Count how many lines hold the string "cover", and give only that number.

┌──

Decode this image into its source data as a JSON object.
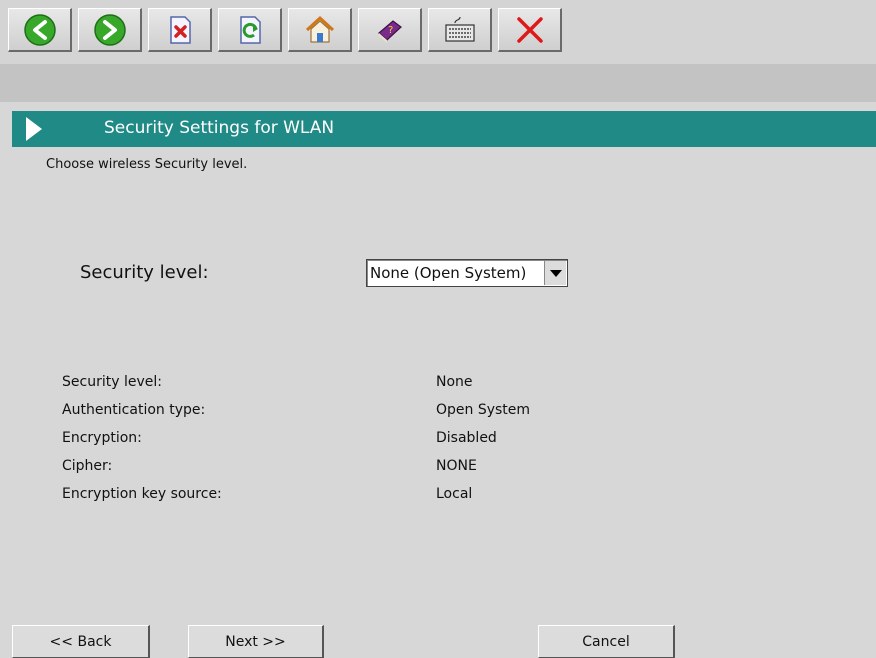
{
  "toolbar": {
    "buttons": [
      {
        "icon": "back-arrow-icon"
      },
      {
        "icon": "forward-arrow-icon"
      },
      {
        "icon": "delete-document-icon"
      },
      {
        "icon": "refresh-document-icon"
      },
      {
        "icon": "home-icon"
      },
      {
        "icon": "help-book-icon"
      },
      {
        "icon": "keyboard-icon"
      },
      {
        "icon": "close-x-icon"
      }
    ]
  },
  "header": {
    "title": "Security Settings for WLAN",
    "accent": "#1f8a86"
  },
  "page": {
    "subtitle": "Choose wireless Security level."
  },
  "security": {
    "label": "Security level:",
    "selected": "None (Open System)"
  },
  "info": [
    {
      "label": "Security level:",
      "value": "None"
    },
    {
      "label": "Authentication type:",
      "value": "Open System"
    },
    {
      "label": "Encryption:",
      "value": "Disabled"
    },
    {
      "label": "Cipher:",
      "value": "NONE"
    },
    {
      "label": "Encryption key source:",
      "value": "Local"
    }
  ],
  "buttons": {
    "back": "<< Back",
    "next": "Next >>",
    "cancel": "Cancel"
  }
}
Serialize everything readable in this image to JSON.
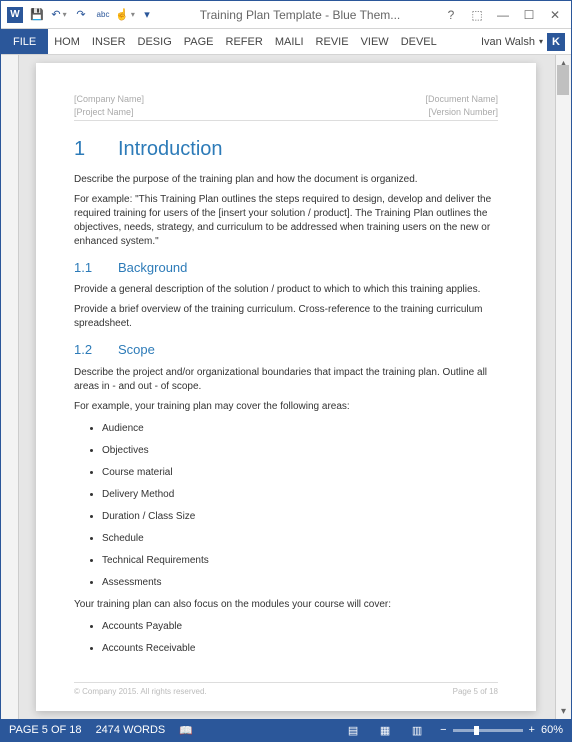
{
  "title": "Training Plan Template - Blue Them...",
  "qat": {
    "save": "💾",
    "undo": "↶",
    "redo": "↷",
    "spell": "abc",
    "touch": "☝"
  },
  "tabs": {
    "file": "FILE",
    "t": [
      "HOM",
      "INSER",
      "DESIG",
      "PAGE",
      "REFER",
      "MAILI",
      "REVIE",
      "VIEW",
      "DEVEL"
    ]
  },
  "user": {
    "name": "Ivan Walsh",
    "initial": "K"
  },
  "help": "?",
  "doc": {
    "hdr": {
      "l1": "[Company Name]",
      "l2": "[Project Name]",
      "r1": "[Document Name]",
      "r2": "[Version Number]"
    },
    "h1num": "1",
    "h1": "Introduction",
    "p1": "Describe the purpose of the training plan and how the document is organized.",
    "p2": "For example: \"This Training Plan outlines the steps required to design, develop and deliver the required training for users of the [insert your solution / product]. The Training Plan outlines the objectives, needs, strategy, and curriculum to be addressed when training users on the new or enhanced system.\"",
    "h11num": "1.1",
    "h11": "Background",
    "p3": "Provide a general description of the solution / product to which to which this training applies.",
    "p4": "Provide a brief overview of the training curriculum. Cross-reference to the training curriculum spreadsheet.",
    "h12num": "1.2",
    "h12": "Scope",
    "p5": "Describe the project and/or organizational boundaries that impact the training plan. Outline all areas in - and out - of scope.",
    "p6": "For example, your training plan may cover the following areas:",
    "list1": [
      "Audience",
      "Objectives",
      "Course material",
      "Delivery Method",
      "Duration / Class Size",
      "Schedule",
      "Technical Requirements",
      "Assessments"
    ],
    "p7": "Your training plan can also focus on the modules your course will cover:",
    "list2": [
      "Accounts Payable",
      "Accounts Receivable"
    ],
    "ftr": {
      "l": "© Company 2015. All rights reserved.",
      "r": "Page 5 of 18"
    }
  },
  "status": {
    "page": "PAGE 5 OF 18",
    "words": "2474 WORDS",
    "proof": "📖",
    "zoom": "60%",
    "minus": "−",
    "plus": "+"
  }
}
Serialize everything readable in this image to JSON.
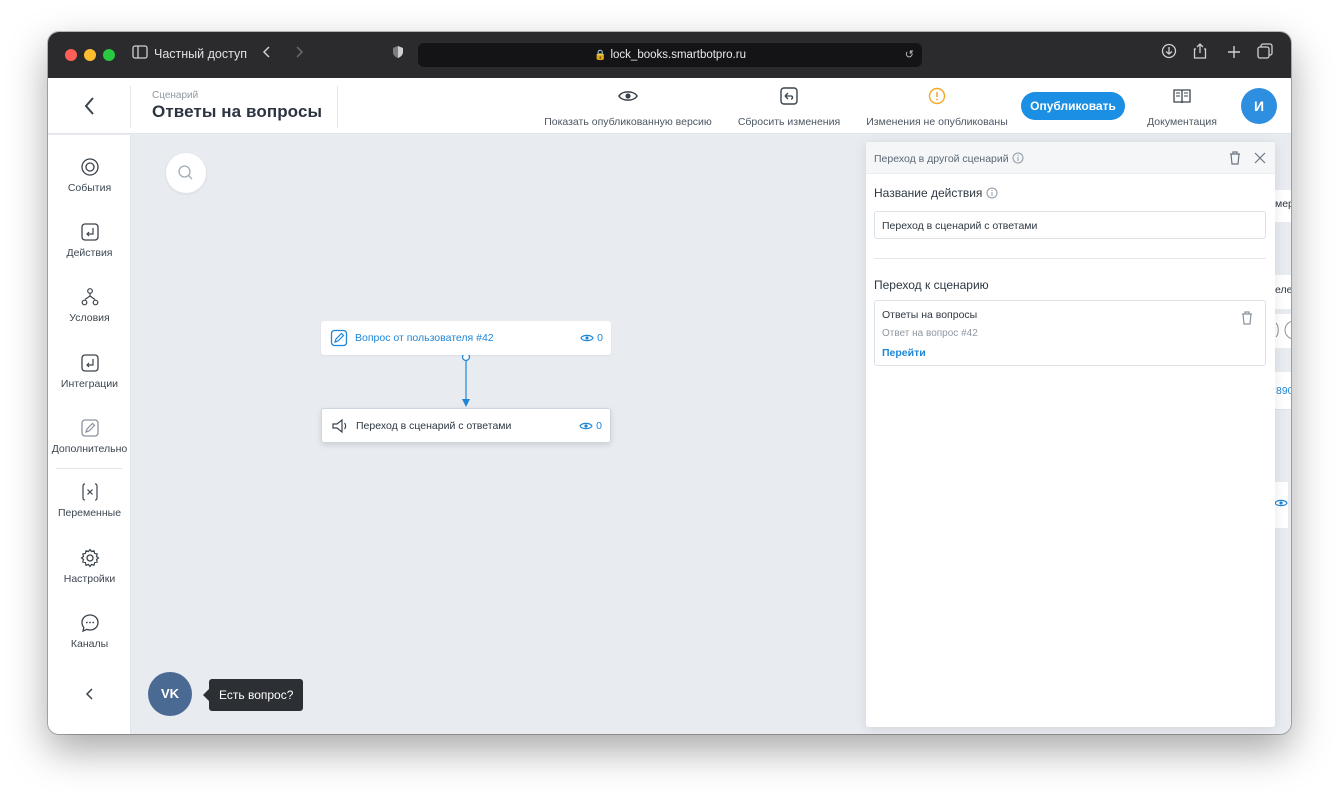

└──

### ANSWER TO THIS TASK
2